SHORT TASK —
Every line of the material is to be quoted verbatim, minus the pictures.

THE INPUT —
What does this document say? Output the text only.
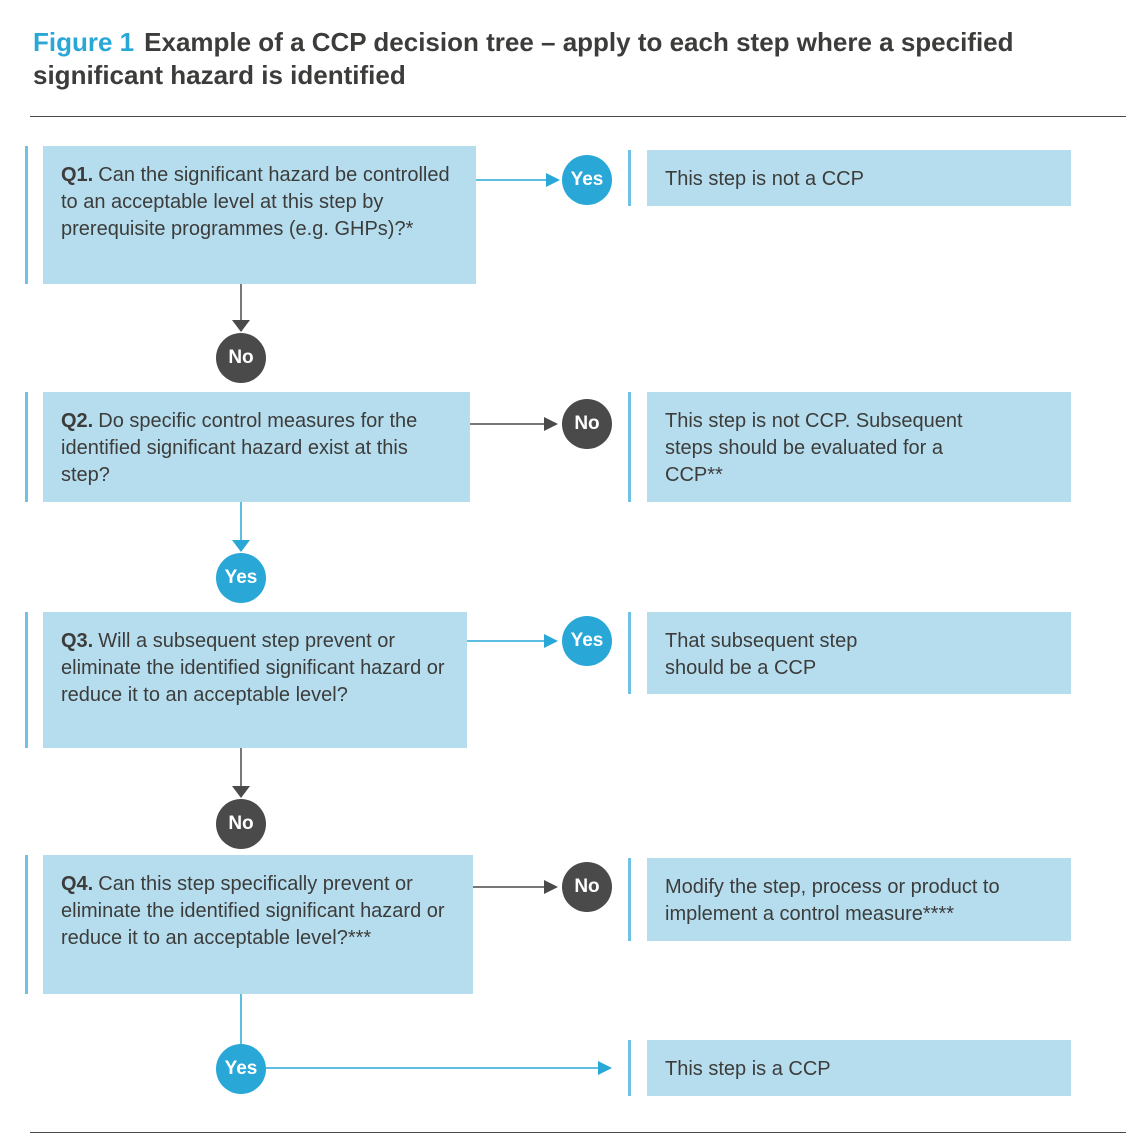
Figure 1 Example of a CCP decision tree – apply to each step where a specified significant hazard is identified
Q1. Can the significant hazard be controlled to an acceptable level at this step by prerequisite programmes (e.g. GHPs)?*
Q2. Do specific control measures for the identified significant hazard exist at this step?
Q3. Will a subsequent step prevent or eliminate the identified significant hazard or reduce it to an acceptable level?
Q4. Can this step specifically prevent or eliminate the identified significant hazard or reduce it to an acceptable level?***
This step is not a CCP
This step is not CCP. Subsequent steps should be evaluated for a CCP**
That subsequent step should be a CCP
Modify the step, process or product to implement a control measure****
This step is a CCP
Yes
No
No
Yes
Yes
No
No
Yes
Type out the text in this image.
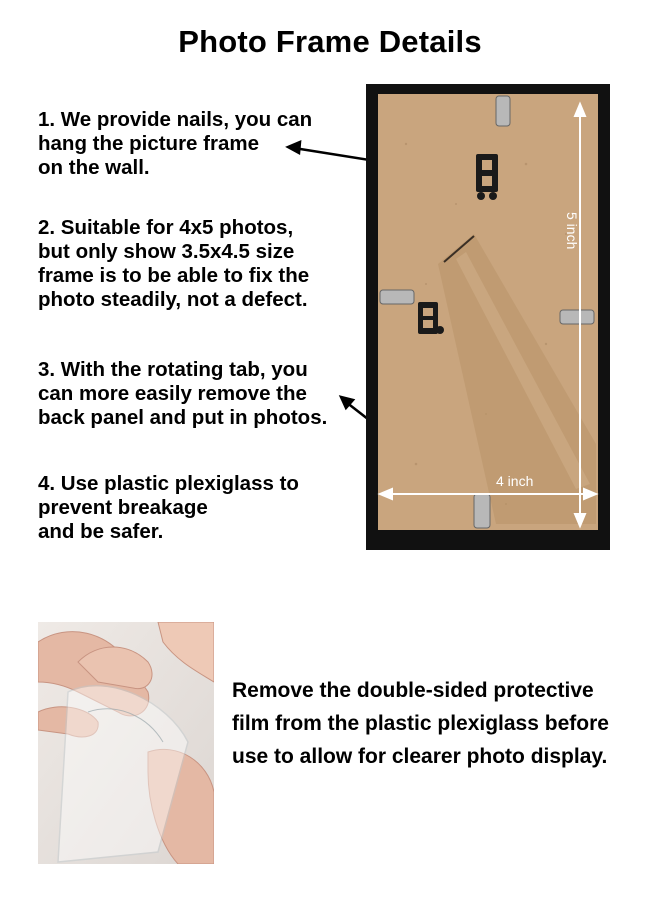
Photo Frame Details
1. We provide nails, you can
hang the picture frame
on the wall.
2. Suitable for 4x5 photos,
but only show 3.5x4.5 size
frame is to be able to fix the
photo steadily, not a defect.
3. With the rotating tab, you
can more easily remove the
back panel and put in photos.
4. Use plastic plexiglass to
prevent breakage
and be safer.
5 inch
4 inch
Remove the double-sided protective
film from the plastic plexiglass before
use to allow for clearer photo display.
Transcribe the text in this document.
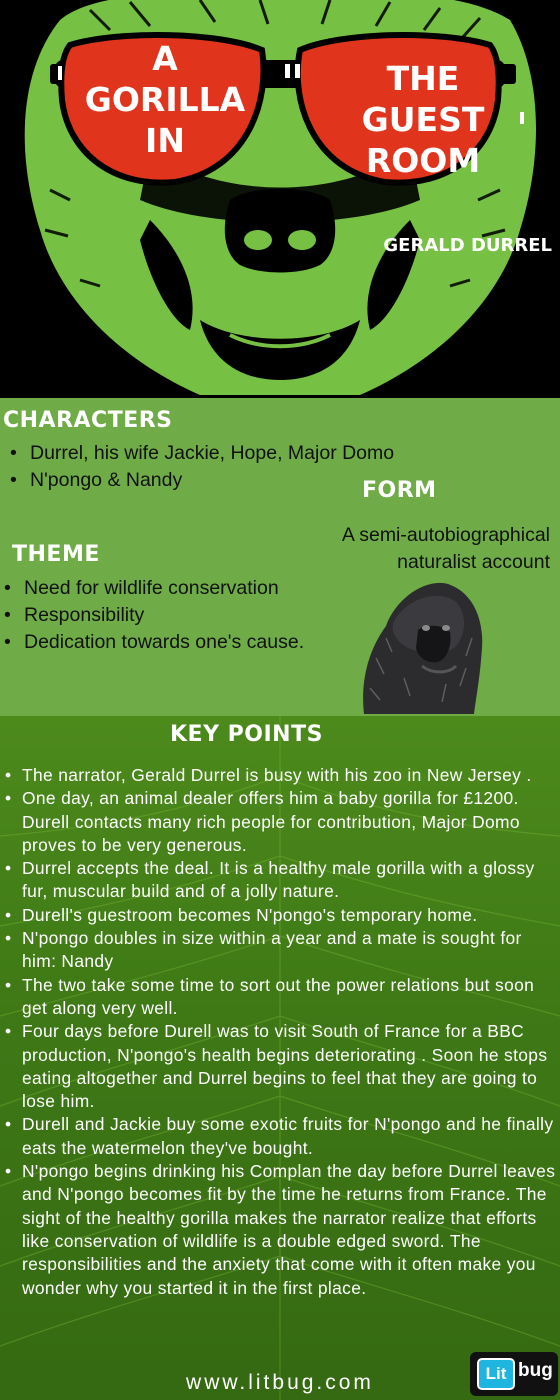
A
GORILLA
IN
THE
GUEST
ROOM
GERALD DURREL
CHARACTERS
• Durrel, his wife Jackie, Hope, Major Domo
• N'pongo & Nandy	FORM
A semi-autobiographical
naturalist account
THEME
• Need for wildlife conservation
• Responsibility
• Dedication towards one's cause.
KEY POINTS
• The narrator, Gerald Durrel is busy with his zoo in New Jersey .
• One day, an animal dealer offers him a baby gorilla for £1200. Durell contacts many rich people for contribution, Major Domo proves to be very generous.
• Durrel accepts the deal. It is a healthy male gorilla with a glossy fur, muscular build and of a jolly nature.
• Durell's guestroom becomes N'pongo's temporary home.
• N'pongo doubles in size within a year and a mate is sought for him: Nandy
• The two take some time to sort out the power relations but soon get along very well.
• Four days before Durell was to visit South of France for a BBC production, N'pongo's health begins deteriorating . Soon he stops eating altogether and Durrel begins to feel that they are going to lose him.
• Durell and Jackie buy some exotic fruits for N'pongo and he finally eats the watermelon they've bought.
• N'pongo begins drinking his Complan the day before Durrel leaves and N'pongo becomes fit by the time he returns from France. The sight of the healthy gorilla makes the narrator realize that efforts like conservation of wildlife is a double edged sword. The responsibilities and the anxiety that come with it often make you wonder why you started it in the first place.
www.litbug.com	Lit bug
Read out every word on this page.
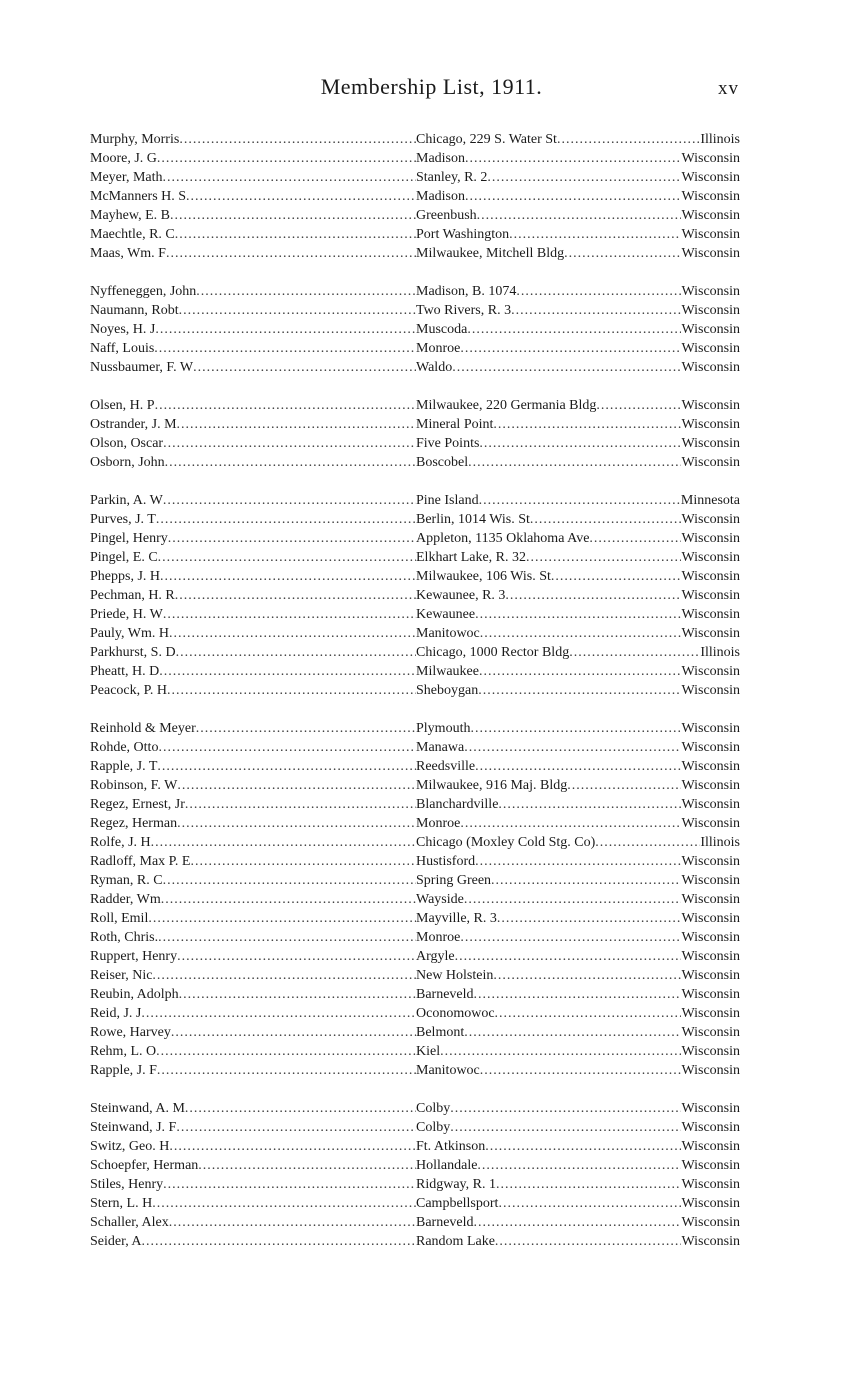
Membership List, 1911.	xv
Murphy, Morris .....	Chicago, 229 S. Water St .....	Illinois
Moore, J. G .....	Madison .....	Wisconsin
Meyer, Math .....	Stanley, R. 2 .....	Wisconsin
McManners H. S .....	Madison .....	Wisconsin
Mayhew, E. B .....	Greenbush .....	Wisconsin
Maechtle, R. C .....	Port Washington .....	Wisconsin
Maas, Wm. F .....	Milwaukee, Mitchell Bldg .....	Wisconsin
Nyffeneggen, John .....	Madison, B. 1074 .....	Wisconsin
Naumann, Robt .....	Two Rivers, R. 3 .....	Wisconsin
Noyes, H. J .....	Muscoda .....	Wisconsin
Naff, Louis .....	Monroe .....	Wisconsin
Nussbaumer, F. W .....	Waldo .....	Wisconsin
Olsen, H. P .....	Milwaukee, 220 Germania Bldg .....	Wisconsin
Ostrander, J. M .....	Mineral Point .....	Wisconsin
Olson, Oscar .....	Five Points .....	Wisconsin
Osborn, John .....	Boscobel .....	Wisconsin
Parkin, A. W .....	Pine Island .....	Minnesota
Purves, J. T .....	Berlin, 1014 Wis. St .....	Wisconsin
Pingel, Henry .....	Appleton, 1135 Oklahoma Ave .....	Wisconsin
Pingel, E. C .....	Elkhart Lake, R. 32 .....	Wisconsin
Phepps, J. H .....	Milwaukee, 106 Wis. St .....	Wisconsin
Pechman, H. R .....	Kewaunee, R. 3 .....	Wisconsin
Priede, H. W .....	Kewaunee .....	Wisconsin
Pauly, Wm. H .....	Manitowoc .....	Wisconsin
Parkhurst, S. D .....	Chicago, 1000 Rector Bldg .....	Illinois
Pheatt, H. D .....	Milwaukee .....	Wisconsin
Peacock, P. H .....	Sheboygan .....	Wisconsin
Reinhold & Meyer .....	Plymouth .....	Wisconsin
Rohde, Otto .....	Manawa .....	Wisconsin
Rapple, J. T .....	Reedsville .....	Wisconsin
Robinson, F. W .....	Milwaukee, 916 Maj. Bldg .....	Wisconsin
Regez, Ernest, Jr .....	Blanchardville .....	Wisconsin
Regez, Herman .....	Monroe .....	Wisconsin
Rolfe, J. H .....	Chicago (Moxley Cold Stg. Co) .....	Illinois
Radloff, Max P. E .....	Hustisford .....	Wisconsin
Ryman, R. C .....	Spring Green .....	Wisconsin
Radder, Wm .....	Wayside .....	Wisconsin
Roll, Emil .....	Mayville, R. 3 .....	Wisconsin
Roth, Chris. .....	Monroe .....	Wisconsin
Ruppert, Henry .....	Argyle .....	Wisconsin
Reiser, Nic .....	New Holstein .....	Wisconsin
Reubin, Adolph .....	Barneveld .....	Wisconsin
Reid, J. J .....	Oconomowoc .....	Wisconsin
Rowe, Harvey .....	Belmont .....	Wisconsin
Rehm, L. O .....	Kiel .....	Wisconsin
Rapple, J. F .....	Manitowoc .....	Wisconsin
Steinwand, A. M .....	Colby .....	Wisconsin
Steinwand, J. F .....	Colby .....	Wisconsin
Switz, Geo. H .....	Ft. Atkinson .....	Wisconsin
Schoepfer, Herman .....	Hollandale .....	Wisconsin
Stiles, Henry .....	Ridgway, R. 1 .....	Wisconsin
Stern, L. H .....	Campbellsport .....	Wisconsin
Schaller, Alex .....	Barneveld .....	Wisconsin
Seider, A .....	Random Lake .....	Wisconsin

RESPONSE TO THIS TASK —
What does this document say? Output the text only.
Figure 1 Example of a CCP decision tree – apply to each step where a specified significant hazard is identified
Q1. Can the significant hazard be controlled to an acceptable level at this step by prerequisite programmes (e.g. GHPs)?*
Q2. Do specific control measures for the identified significant hazard exist at this step?
Q3. Will a subsequent step prevent or eliminate the identified significant hazard or reduce it to an acceptable level?
Q4. Can this step specifically prevent or eliminate the identified significant hazard or reduce it to an acceptable level?***
This step is not a CCP
This step is not CCP. Subsequent steps should be evaluated for a CCP**
That subsequent step should be a CCP
Modify the step, process or product to implement a control measure****
This step is a CCP
Yes
No
No
Yes
Yes
No
No
Yes
Type out the text in this image.
Photo Frame Details
1. We provide nails, you can
hang the picture frame
on the wall.
2. Suitable for 4x5 photos,
but only show 3.5x4.5 size
frame is to be able to fix the
photo steadily, not a defect.
3. With the rotating tab, you
can more easily remove the
back panel and put in photos.
4. Use plastic plexiglass to
prevent breakage
and be safer.
5 inch
4 inch
Remove the double-sided protective
film from the plastic plexiglass before
use to allow for clearer photo display.
Transcribe the text in this document.
A
GORILLA
IN
THE
GUEST
ROOM
GERALD DURREL
CHARACTERS
• Durrel, his wife Jackie, Hope, Major Domo
• N'pongo & Nandy	FORM
A semi-autobiographical
naturalist account
THEME
• Need for wildlife conservation
• Responsibility
• Dedication towards one's cause.
KEY POINTS
• The narrator, Gerald Durrel is busy with his zoo in New Jersey .
• One day, an animal dealer offers him a baby gorilla for £1200. Durell contacts many rich people for contribution, Major Domo proves to be very generous.
• Durrel accepts the deal. It is a healthy male gorilla with a glossy fur, muscular build and of a jolly nature.
• Durell's guestroom becomes N'pongo's temporary home.
• N'pongo doubles in size within a year and a mate is sought for him: Nandy
• The two take some time to sort out the power relations but soon get along very well.
• Four days before Durell was to visit South of France for a BBC production, N'pongo's health begins deteriorating . Soon he stops eating altogether and Durrel begins to feel that they are going to lose him.
• Durell and Jackie buy some exotic fruits for N'pongo and he finally eats the watermelon they've bought.
• N'pongo begins drinking his Complan the day before Durrel leaves and N'pongo becomes fit by the time he returns from France. The sight of the healthy gorilla makes the narrator realize that efforts like conservation of wildlife is a double edged sword. The responsibilities and the anxiety that come with it often make you wonder why you started it in the first place.
www.litbug.com	Lit bug
Read out every word on this page.
Membership List, 1911.	xv
Murphy, Morris .....	Chicago, 229 S. Water St .....	Illinois
Moore, J. G .....	Madison .....	Wisconsin
Meyer, Math .....	Stanley, R. 2 .....	Wisconsin
McManners H. S .....	Madison .....	Wisconsin
Mayhew, E. B .....	Greenbush .....	Wisconsin
Maechtle, R. C .....	Port Washington .....	Wisconsin
Maas, Wm. F .....	Milwaukee, Mitchell Bldg .....	Wisconsin
Nyffeneggen, John .....	Madison, B. 1074 .....	Wisconsin
Naumann, Robt .....	Two Rivers, R. 3 .....	Wisconsin
Noyes, H. J .....	Muscoda .....	Wisconsin
Naff, Louis .....	Monroe .....	Wisconsin
Nussbaumer, F. W .....	Waldo .....	Wisconsin
Olsen, H. P .....	Milwaukee, 220 Germania Bldg .....	Wisconsin
Ostrander, J. M .....	Mineral Point .....	Wisconsin
Olson, Oscar .....	Five Points .....	Wisconsin
Osborn, John .....	Boscobel .....	Wisconsin
Parkin, A. W .....	Pine Island .....	Minnesota
Purves, J. T .....	Berlin, 1014 Wis. St .....	Wisconsin
Pingel, Henry .....	Appleton, 1135 Oklahoma Ave .....	Wisconsin
Pingel, E. C .....	Elkhart Lake, R. 32 .....	Wisconsin
Phepps, J. H .....	Milwaukee, 106 Wis. St .....	Wisconsin
Pechman, H. R .....	Kewaunee, R. 3 .....	Wisconsin
Priede, H. W .....	Kewaunee .....	Wisconsin
Pauly, Wm. H .....	Manitowoc .....	Wisconsin
Parkhurst, S. D .....	Chicago, 1000 Rector Bldg .....	Illinois
Pheatt, H. D .....	Milwaukee .....	Wisconsin
Peacock, P. H .....	Sheboygan .....	Wisconsin
Reinhold & Meyer .....	Plymouth .....	Wisconsin
Rohde, Otto .....	Manawa .....	Wisconsin
Rapple, J. T .....	Reedsville .....	Wisconsin
Robinson, F. W .....	Milwaukee, 916 Maj. Bldg .....	Wisconsin
Regez, Ernest, Jr .....	Blanchardville .....	Wisconsin
Regez, Herman .....	Monroe .....	Wisconsin
Rolfe, J. H .....	Chicago (Moxley Cold Stg. Co) .....	Illinois
Radloff, Max P. E .....	Hustisford .....	Wisconsin
Ryman, R. C .....	Spring Green .....	Wisconsin
Radder, Wm .....	Wayside .....	Wisconsin
Roll, Emil .....	Mayville, R. 3 .....	Wisconsin
Roth, Chris. .....	Monroe .....	Wisconsin
Ruppert, Henry .....	Argyle .....	Wisconsin
Reiser, Nic .....	New Holstein .....	Wisconsin
Reubin, Adolph .....	Barneveld .....	Wisconsin
Reid, J. J .....	Oconomowoc .....	Wisconsin
Rowe, Harvey .....	Belmont .....	Wisconsin
Rehm, L. O .....	Kiel .....	Wisconsin
Rapple, J. F .....	Manitowoc .....	Wisconsin
Steinwand, A. M .....	Colby .....	Wisconsin
Steinwand, J. F .....	Colby .....	Wisconsin
Switz, Geo. H .....	Ft. Atkinson .....	Wisconsin
Schoepfer, Herman .....	Hollandale .....	Wisconsin
Stiles, Henry .....	Ridgway, R. 1 .....	Wisconsin
Stern, L. H .....	Campbellsport .....	Wisconsin
Schaller, Alex .....	Barneveld .....	Wisconsin
Seider, A .....	Random Lake .....	Wisconsin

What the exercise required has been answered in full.